*Job*
All of the records below must be output exactly, with no pictures carried over.

*Material shown*

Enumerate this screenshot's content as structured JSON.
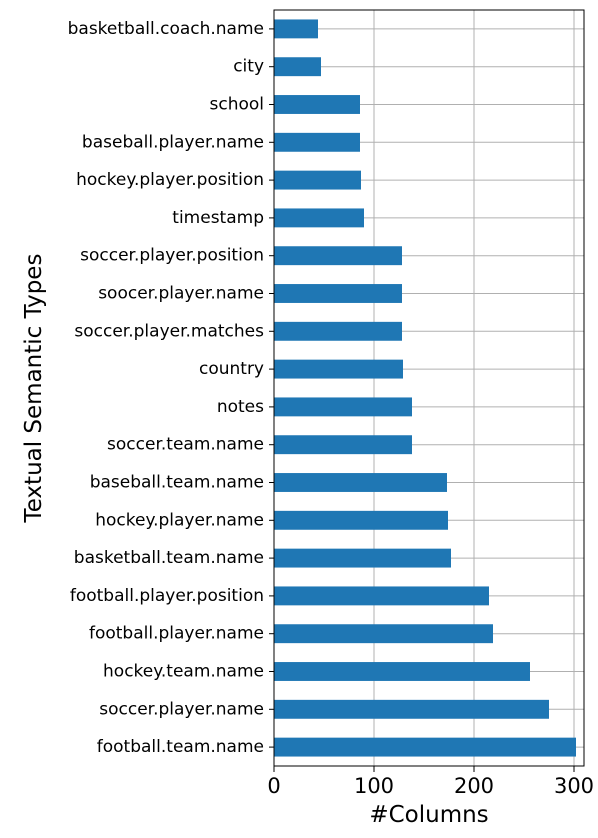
{
  "chart_data": {
    "type": "bar",
    "orientation": "horizontal",
    "categories": [
      "football.team.name",
      "soccer.player.name",
      "hockey.team.name",
      "football.player.name",
      "football.player.position",
      "basketball.team.name",
      "hockey.player.name",
      "baseball.team.name",
      "soccer.team.name",
      "notes",
      "country",
      "soccer.player.matches",
      "soocer.player.name",
      "soccer.player.position",
      "timestamp",
      "hockey.player.position",
      "baseball.player.name",
      "school",
      "city",
      "basketball.coach.name"
    ],
    "values": [
      302,
      275,
      256,
      219,
      215,
      177,
      174,
      173,
      138,
      138,
      129,
      128,
      128,
      128,
      90,
      87,
      86,
      86,
      47,
      44
    ],
    "xlabel": "#Columns",
    "ylabel": "Textual Semantic Types",
    "xlim": [
      0,
      310
    ],
    "xticks": [
      0,
      100,
      200,
      300
    ],
    "grid": true,
    "bar_color": "#1f77b4",
    "grid_color": "#b0b0b0"
  }
}
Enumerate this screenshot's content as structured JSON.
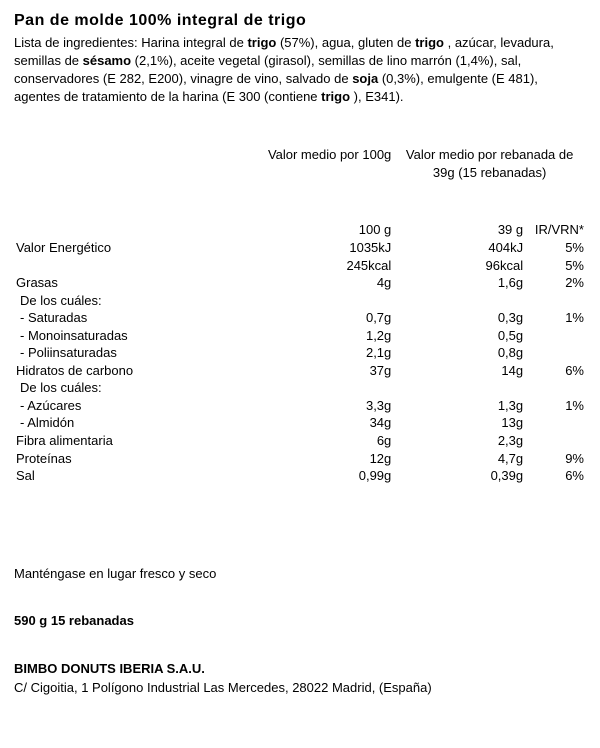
{
  "title": "Pan de molde 100% integral de trigo",
  "ingredients": {
    "prefix": "Lista de ingredientes: Harina integral de ",
    "b1": "trigo",
    "p2": " (57%), agua, gluten de ",
    "b2": "trigo",
    "p3": " , azúcar, levadura, semillas de ",
    "b3": "sésamo",
    "p4": " (2,1%), aceite vegetal (girasol), semillas de lino marrón (1,4%), sal, conservadores (E 282, E200), vinagre de vino, salvado de ",
    "b4": "soja",
    "p5": " (0,3%), emulgente (E 481), agentes de tratamiento de la harina (E 300 (contiene ",
    "b5": "trigo",
    "p6": " ), E341)."
  },
  "headers": {
    "per100": "Valor medio por 100g",
    "perSlice": "Valor medio por rebanada de 39g (15 rebanadas)"
  },
  "baseRow": {
    "label": "",
    "per100": "100 g",
    "perSlice": "39 g",
    "ir": "IR/VRN*"
  },
  "rows": [
    {
      "label": "Valor  Energético",
      "per100": "1035kJ",
      "perSlice": "404kJ",
      "ir": "5%",
      "indent": 0
    },
    {
      "label": "",
      "per100": "245kcal",
      "perSlice": "96kcal",
      "ir": "5%",
      "indent": 0
    },
    {
      "label": "Grasas",
      "per100": "4g",
      "perSlice": "1,6g",
      "ir": "2%",
      "indent": 0
    },
    {
      "label": "De los cuáles:",
      "per100": "",
      "perSlice": "",
      "ir": "",
      "indent": 1
    },
    {
      "label": "-  Saturadas",
      "per100": "0,7g",
      "perSlice": "0,3g",
      "ir": "1%",
      "indent": 1
    },
    {
      "label": "-  Monoinsaturadas",
      "per100": "1,2g",
      "perSlice": "0,5g",
      "ir": "",
      "indent": 1
    },
    {
      "label": "-  Poliinsaturadas",
      "per100": "2,1g",
      "perSlice": "0,8g",
      "ir": "",
      "indent": 1
    },
    {
      "label": "Hidratos  de  carbono",
      "per100": "37g",
      "perSlice": "14g",
      "ir": "6%",
      "indent": 0
    },
    {
      "label": "De los cuáles:",
      "per100": "",
      "perSlice": "",
      "ir": "",
      "indent": 1
    },
    {
      "label": "-  Azúcares",
      "per100": "3,3g",
      "perSlice": "1,3g",
      "ir": "1%",
      "indent": 1
    },
    {
      "label": "-  Almidón",
      "per100": "34g",
      "perSlice": "13g",
      "ir": "",
      "indent": 1
    },
    {
      "label": "Fibra  alimentaria",
      "per100": "6g",
      "perSlice": "2,3g",
      "ir": "",
      "indent": 0
    },
    {
      "label": "Proteínas",
      "per100": "12g",
      "perSlice": "4,7g",
      "ir": "9%",
      "indent": 0
    },
    {
      "label": "Sal",
      "per100": "0,99g",
      "perSlice": "0,39g",
      "ir": "6%",
      "indent": 0
    }
  ],
  "storage": "Manténgase en lugar fresco y seco",
  "weight": "590 g  15 rebanadas",
  "company": "BIMBO DONUTS IBERIA S.A.U.",
  "address": "C/ Cigoitia, 1 Polígono Industrial Las Mercedes, 28022 Madrid, (España)"
}
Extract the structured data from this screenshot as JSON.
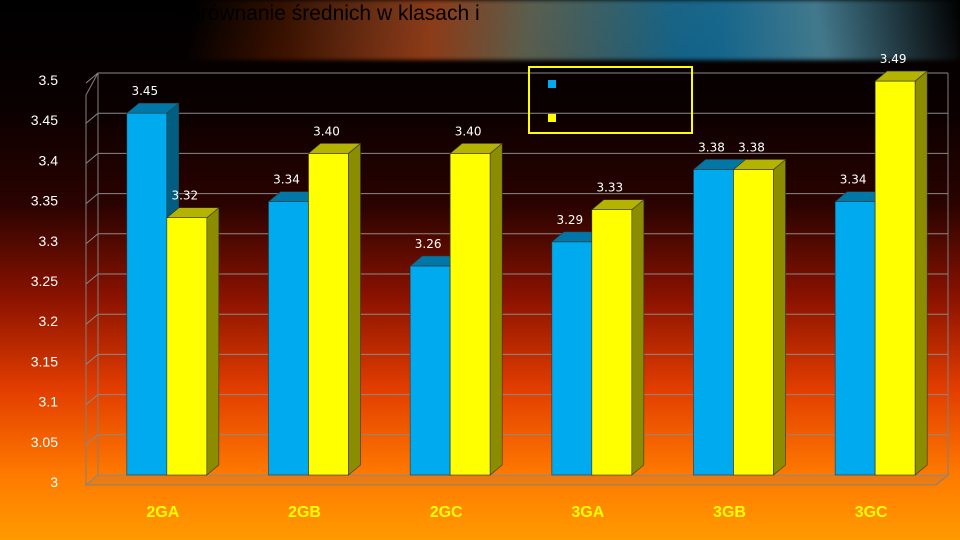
{
  "title": "Porównanie średnich w klasach i",
  "chart_data": {
    "type": "bar",
    "categories": [
      "2GA",
      "2GB",
      "2GC",
      "3GA",
      "3GB",
      "3GC"
    ],
    "series": [
      {
        "values": [
          3.45,
          3.34,
          3.26,
          3.29,
          3.38,
          3.34
        ],
        "color": "#00aaee",
        "data_labels": [
          "3.45",
          "3.34",
          "3.26",
          "3.29",
          "3.38",
          "3.34"
        ]
      },
      {
        "values": [
          3.32,
          3.4,
          3.4,
          3.33,
          3.38,
          3.49
        ],
        "color": "#ffff00",
        "data_labels": [
          "3.32",
          "3.40",
          "3.40",
          "3.33",
          "3.38",
          "3.49"
        ]
      }
    ],
    "ylim": [
      3,
      3.5
    ],
    "y_ticks": [
      "3",
      "3.05",
      "3.1",
      "3.15",
      "3.2",
      "3.25",
      "3.3",
      "3.35",
      "3.4",
      "3.45",
      "3.5"
    ],
    "grid": true,
    "legend_position": "top-center",
    "style": "3d-columns"
  }
}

*Completed task*
Enumerate this screenshot's content as structured JSON.
{
  "chart_data": {
    "type": "bar",
    "orientation": "horizontal",
    "categories": [
      "football.team.name",
      "soccer.player.name",
      "hockey.team.name",
      "football.player.name",
      "football.player.position",
      "basketball.team.name",
      "hockey.player.name",
      "baseball.team.name",
      "soccer.team.name",
      "notes",
      "country",
      "soccer.player.matches",
      "soocer.player.name",
      "soccer.player.position",
      "timestamp",
      "hockey.player.position",
      "baseball.player.name",
      "school",
      "city",
      "basketball.coach.name"
    ],
    "values": [
      302,
      275,
      256,
      219,
      215,
      177,
      174,
      173,
      138,
      138,
      129,
      128,
      128,
      128,
      90,
      87,
      86,
      86,
      47,
      44
    ],
    "xlabel": "#Columns",
    "ylabel": "Textual Semantic Types",
    "xlim": [
      0,
      310
    ],
    "xticks": [
      0,
      100,
      200,
      300
    ],
    "grid": true,
    "bar_color": "#1f77b4",
    "grid_color": "#b0b0b0"
  }
}
Enumerate this screenshot's content as structured JSON.
{
  "title": "Pan de molde 100% integral de trigo",
  "ingredients": {
    "prefix": "Lista de ingredientes: Harina integral de ",
    "b1": "trigo",
    "p2": " (57%), agua, gluten de ",
    "b2": "trigo",
    "p3": " , azúcar, levadura, semillas de ",
    "b3": "sésamo",
    "p4": " (2,1%), aceite vegetal (girasol), semillas de lino marrón (1,4%), sal, conservadores (E 282, E200), vinagre de vino, salvado de ",
    "b4": "soja",
    "p5": " (0,3%), emulgente (E 481), agentes de tratamiento de la harina (E 300 (contiene ",
    "b5": "trigo",
    "p6": " ), E341)."
  },
  "headers": {
    "per100": "Valor medio por 100g",
    "perSlice": "Valor medio por rebanada de 39g (15 rebanadas)"
  },
  "baseRow": {
    "label": "",
    "per100": "100 g",
    "perSlice": "39 g",
    "ir": "IR/VRN*"
  },
  "rows": [
    {
      "label": "Valor  Energético",
      "per100": "1035kJ",
      "perSlice": "404kJ",
      "ir": "5%",
      "indent": 0
    },
    {
      "label": "",
      "per100": "245kcal",
      "perSlice": "96kcal",
      "ir": "5%",
      "indent": 0
    },
    {
      "label": "Grasas",
      "per100": "4g",
      "perSlice": "1,6g",
      "ir": "2%",
      "indent": 0
    },
    {
      "label": "De los cuáles:",
      "per100": "",
      "perSlice": "",
      "ir": "",
      "indent": 1
    },
    {
      "label": "-  Saturadas",
      "per100": "0,7g",
      "perSlice": "0,3g",
      "ir": "1%",
      "indent": 1
    },
    {
      "label": "-  Monoinsaturadas",
      "per100": "1,2g",
      "perSlice": "0,5g",
      "ir": "",
      "indent": 1
    },
    {
      "label": "-  Poliinsaturadas",
      "per100": "2,1g",
      "perSlice": "0,8g",
      "ir": "",
      "indent": 1
    },
    {
      "label": "Hidratos  de  carbono",
      "per100": "37g",
      "perSlice": "14g",
      "ir": "6%",
      "indent": 0
    },
    {
      "label": "De los cuáles:",
      "per100": "",
      "perSlice": "",
      "ir": "",
      "indent": 1
    },
    {
      "label": "-  Azúcares",
      "per100": "3,3g",
      "perSlice": "1,3g",
      "ir": "1%",
      "indent": 1
    },
    {
      "label": "-  Almidón",
      "per100": "34g",
      "perSlice": "13g",
      "ir": "",
      "indent": 1
    },
    {
      "label": "Fibra  alimentaria",
      "per100": "6g",
      "perSlice": "2,3g",
      "ir": "",
      "indent": 0
    },
    {
      "label": "Proteínas",
      "per100": "12g",
      "perSlice": "4,7g",
      "ir": "9%",
      "indent": 0
    },
    {
      "label": "Sal",
      "per100": "0,99g",
      "perSlice": "0,39g",
      "ir": "6%",
      "indent": 0
    }
  ],
  "storage": "Manténgase en lugar fresco y seco",
  "weight": "590 g  15 rebanadas",
  "company": "BIMBO DONUTS IBERIA S.A.U.",
  "address": "C/ Cigoitia, 1 Polígono Industrial Las Mercedes, 28022 Madrid, (España)"
}
Extract the structured data from this screenshot as JSON.
{
  "title": "Porównanie średnich w klasach i",
  "chart_data": {
    "type": "bar",
    "categories": [
      "2GA",
      "2GB",
      "2GC",
      "3GA",
      "3GB",
      "3GC"
    ],
    "series": [
      {
        "values": [
          3.45,
          3.34,
          3.26,
          3.29,
          3.38,
          3.34
        ],
        "color": "#00aaee",
        "data_labels": [
          "3.45",
          "3.34",
          "3.26",
          "3.29",
          "3.38",
          "3.34"
        ]
      },
      {
        "values": [
          3.32,
          3.4,
          3.4,
          3.33,
          3.38,
          3.49
        ],
        "color": "#ffff00",
        "data_labels": [
          "3.32",
          "3.40",
          "3.40",
          "3.33",
          "3.38",
          "3.49"
        ]
      }
    ],
    "ylim": [
      3,
      3.5
    ],
    "y_ticks": [
      "3",
      "3.05",
      "3.1",
      "3.15",
      "3.2",
      "3.25",
      "3.3",
      "3.35",
      "3.4",
      "3.45",
      "3.5"
    ],
    "grid": true,
    "legend_position": "top-center",
    "style": "3d-columns"
  }
}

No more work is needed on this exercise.